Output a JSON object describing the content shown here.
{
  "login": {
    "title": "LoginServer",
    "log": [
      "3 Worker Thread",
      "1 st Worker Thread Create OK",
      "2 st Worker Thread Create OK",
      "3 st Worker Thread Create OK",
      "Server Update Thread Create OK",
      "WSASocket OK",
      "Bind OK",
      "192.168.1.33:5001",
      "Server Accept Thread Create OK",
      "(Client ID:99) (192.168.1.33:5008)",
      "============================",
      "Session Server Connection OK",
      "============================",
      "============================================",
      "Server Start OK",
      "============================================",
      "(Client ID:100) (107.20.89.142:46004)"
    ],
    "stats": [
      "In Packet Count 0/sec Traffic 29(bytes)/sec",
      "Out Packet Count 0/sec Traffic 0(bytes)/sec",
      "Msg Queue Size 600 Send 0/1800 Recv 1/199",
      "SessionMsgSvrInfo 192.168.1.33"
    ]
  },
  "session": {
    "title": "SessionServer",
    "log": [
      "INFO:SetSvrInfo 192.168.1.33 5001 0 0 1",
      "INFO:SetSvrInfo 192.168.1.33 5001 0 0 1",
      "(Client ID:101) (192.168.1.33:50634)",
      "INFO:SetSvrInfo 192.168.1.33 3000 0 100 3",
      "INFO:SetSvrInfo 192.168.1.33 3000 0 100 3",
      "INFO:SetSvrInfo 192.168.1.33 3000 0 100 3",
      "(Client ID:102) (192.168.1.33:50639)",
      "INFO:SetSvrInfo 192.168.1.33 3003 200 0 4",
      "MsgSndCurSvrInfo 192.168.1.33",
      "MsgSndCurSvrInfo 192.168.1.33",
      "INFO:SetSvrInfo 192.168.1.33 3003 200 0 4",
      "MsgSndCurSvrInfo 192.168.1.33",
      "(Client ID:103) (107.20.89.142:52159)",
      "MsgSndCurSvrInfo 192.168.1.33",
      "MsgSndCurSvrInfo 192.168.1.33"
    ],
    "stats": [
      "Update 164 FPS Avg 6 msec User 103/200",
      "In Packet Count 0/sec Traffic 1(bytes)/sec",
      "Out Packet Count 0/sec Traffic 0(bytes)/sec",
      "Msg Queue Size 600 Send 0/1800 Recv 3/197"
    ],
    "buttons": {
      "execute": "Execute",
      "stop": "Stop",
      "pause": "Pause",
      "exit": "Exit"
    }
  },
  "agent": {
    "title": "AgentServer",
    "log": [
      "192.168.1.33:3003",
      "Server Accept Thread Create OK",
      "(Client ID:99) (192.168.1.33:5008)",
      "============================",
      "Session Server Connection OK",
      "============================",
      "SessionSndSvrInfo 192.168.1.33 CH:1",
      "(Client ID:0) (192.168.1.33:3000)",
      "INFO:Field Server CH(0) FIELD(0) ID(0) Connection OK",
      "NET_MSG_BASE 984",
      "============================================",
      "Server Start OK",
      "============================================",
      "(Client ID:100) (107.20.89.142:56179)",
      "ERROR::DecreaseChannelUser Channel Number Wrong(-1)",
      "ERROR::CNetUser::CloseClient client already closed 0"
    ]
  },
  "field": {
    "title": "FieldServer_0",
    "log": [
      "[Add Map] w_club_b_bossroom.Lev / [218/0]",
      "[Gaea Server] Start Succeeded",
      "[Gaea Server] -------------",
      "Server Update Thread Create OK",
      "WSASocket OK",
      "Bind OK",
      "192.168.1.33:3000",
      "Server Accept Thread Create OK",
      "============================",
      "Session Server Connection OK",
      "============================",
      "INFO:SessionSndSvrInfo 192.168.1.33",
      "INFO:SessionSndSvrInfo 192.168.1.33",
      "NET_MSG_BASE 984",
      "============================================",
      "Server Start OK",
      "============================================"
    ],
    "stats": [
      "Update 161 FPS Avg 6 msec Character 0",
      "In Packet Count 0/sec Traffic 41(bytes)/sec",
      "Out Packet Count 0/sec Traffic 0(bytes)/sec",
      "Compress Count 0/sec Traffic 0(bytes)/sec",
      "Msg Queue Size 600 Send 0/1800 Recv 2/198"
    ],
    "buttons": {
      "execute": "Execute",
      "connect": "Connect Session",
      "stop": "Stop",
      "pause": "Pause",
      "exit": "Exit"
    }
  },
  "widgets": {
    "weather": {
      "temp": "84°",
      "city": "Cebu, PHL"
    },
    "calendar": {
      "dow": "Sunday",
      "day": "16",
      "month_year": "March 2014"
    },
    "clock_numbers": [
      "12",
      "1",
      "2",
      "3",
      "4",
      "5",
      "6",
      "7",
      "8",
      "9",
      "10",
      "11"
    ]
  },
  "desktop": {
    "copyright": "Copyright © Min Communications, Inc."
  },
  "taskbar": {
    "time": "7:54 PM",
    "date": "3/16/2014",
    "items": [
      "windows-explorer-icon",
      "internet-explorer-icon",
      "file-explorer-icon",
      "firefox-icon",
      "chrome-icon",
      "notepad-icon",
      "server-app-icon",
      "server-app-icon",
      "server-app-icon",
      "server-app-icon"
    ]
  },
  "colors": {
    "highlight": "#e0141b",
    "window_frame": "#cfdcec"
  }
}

SHORT EXERCISE: Extract each line from the listing above, please, and repeat it exactly.

SOLVED PROBLEM:
Output a JSON object describing the content shown here.
{
  "login": {
    "title": "LoginServer",
    "log": [
      "3 Worker Thread",
      "1 st Worker Thread Create OK",
      "2 st Worker Thread Create OK",
      "3 st Worker Thread Create OK",
      "Server Update Thread Create OK",
      "WSASocket OK",
      "Bind OK",
      "192.168.1.33:5001",
      "Server Accept Thread Create OK",
      "(Client ID:99) (192.168.1.33:5008)",
      "============================",
      "Session Server Connection OK",
      "============================",
      "============================================",
      "Server Start OK",
      "============================================",
      "(Client ID:100) (107.20.89.142:46004)"
    ],
    "stats": [
      "In Packet Count 0/sec Traffic 29(bytes)/sec",
      "Out Packet Count 0/sec Traffic 0(bytes)/sec",
      "Msg Queue Size 600 Send 0/1800 Recv 1/199",
      "SessionMsgSvrInfo 192.168.1.33"
    ]
  },
  "session": {
    "title": "SessionServer",
    "log": [
      "INFO:SetSvrInfo 192.168.1.33 5001 0 0 1",
      "INFO:SetSvrInfo 192.168.1.33 5001 0 0 1",
      "(Client ID:101) (192.168.1.33:50634)",
      "INFO:SetSvrInfo 192.168.1.33 3000 0 100 3",
      "INFO:SetSvrInfo 192.168.1.33 3000 0 100 3",
      "INFO:SetSvrInfo 192.168.1.33 3000 0 100 3",
      "(Client ID:102) (192.168.1.33:50639)",
      "INFO:SetSvrInfo 192.168.1.33 3003 200 0 4",
      "MsgSndCurSvrInfo 192.168.1.33",
      "MsgSndCurSvrInfo 192.168.1.33",
      "INFO:SetSvrInfo 192.168.1.33 3003 200 0 4",
      "MsgSndCurSvrInfo 192.168.1.33",
      "(Client ID:103) (107.20.89.142:52159)",
      "MsgSndCurSvrInfo 192.168.1.33",
      "MsgSndCurSvrInfo 192.168.1.33"
    ],
    "stats": [
      "Update 164 FPS Avg 6 msec User 103/200",
      "In Packet Count 0/sec Traffic 1(bytes)/sec",
      "Out Packet Count 0/sec Traffic 0(bytes)/sec",
      "Msg Queue Size 600 Send 0/1800 Recv 3/197"
    ],
    "buttons": {
      "execute": "Execute",
      "stop": "Stop",
      "pause": "Pause",
      "exit": "Exit"
    }
  },
  "agent": {
    "title": "AgentServer",
    "log": [
      "192.168.1.33:3003",
      "Server Accept Thread Create OK",
      "(Client ID:99) (192.168.1.33:5008)",
      "============================",
      "Session Server Connection OK",
      "============================",
      "SessionSndSvrInfo 192.168.1.33 CH:1",
      "(Client ID:0) (192.168.1.33:3000)",
      "INFO:Field Server CH(0) FIELD(0) ID(0) Connection OK",
      "NET_MSG_BASE 984",
      "============================================",
      "Server Start OK",
      "============================================",
      "(Client ID:100) (107.20.89.142:56179)",
      "ERROR::DecreaseChannelUser Channel Number Wrong(-1)",
      "ERROR::CNetUser::CloseClient client already closed 0"
    ]
  },
  "field": {
    "title": "FieldServer_0",
    "log": [
      "[Add Map] w_club_b_bossroom.Lev / [218/0]",
      "[Gaea Server] Start Succeeded",
      "[Gaea Server] -------------",
      "Server Update Thread Create OK",
      "WSASocket OK",
      "Bind OK",
      "192.168.1.33:3000",
      "Server Accept Thread Create OK",
      "============================",
      "Session Server Connection OK",
      "============================",
      "INFO:SessionSndSvrInfo 192.168.1.33",
      "INFO:SessionSndSvrInfo 192.168.1.33",
      "NET_MSG_BASE 984",
      "============================================",
      "Server Start OK",
      "============================================"
    ],
    "stats": [
      "Update 161 FPS Avg 6 msec Character 0",
      "In Packet Count 0/sec Traffic 41(bytes)/sec",
      "Out Packet Count 0/sec Traffic 0(bytes)/sec",
      "Compress Count 0/sec Traffic 0(bytes)/sec",
      "Msg Queue Size 600 Send 0/1800 Recv 2/198"
    ],
    "buttons": {
      "execute": "Execute",
      "connect": "Connect Session",
      "stop": "Stop",
      "pause": "Pause",
      "exit": "Exit"
    }
  },
  "widgets": {
    "weather": {
      "temp": "84°",
      "city": "Cebu, PHL"
    },
    "calendar": {
      "dow": "Sunday",
      "day": "16",
      "month_year": "March 2014"
    },
    "clock_numbers": [
      "12",
      "1",
      "2",
      "3",
      "4",
      "5",
      "6",
      "7",
      "8",
      "9",
      "10",
      "11"
    ]
  },
  "desktop": {
    "copyright": "Copyright © Min Communications, Inc."
  },
  "taskbar": {
    "time": "7:54 PM",
    "date": "3/16/2014",
    "items": [
      "windows-explorer-icon",
      "internet-explorer-icon",
      "file-explorer-icon",
      "firefox-icon",
      "chrome-icon",
      "notepad-icon",
      "server-app-icon",
      "server-app-icon",
      "server-app-icon",
      "server-app-icon"
    ]
  },
  "colors": {
    "highlight": "#e0141b",
    "window_frame": "#cfdcec"
  }
}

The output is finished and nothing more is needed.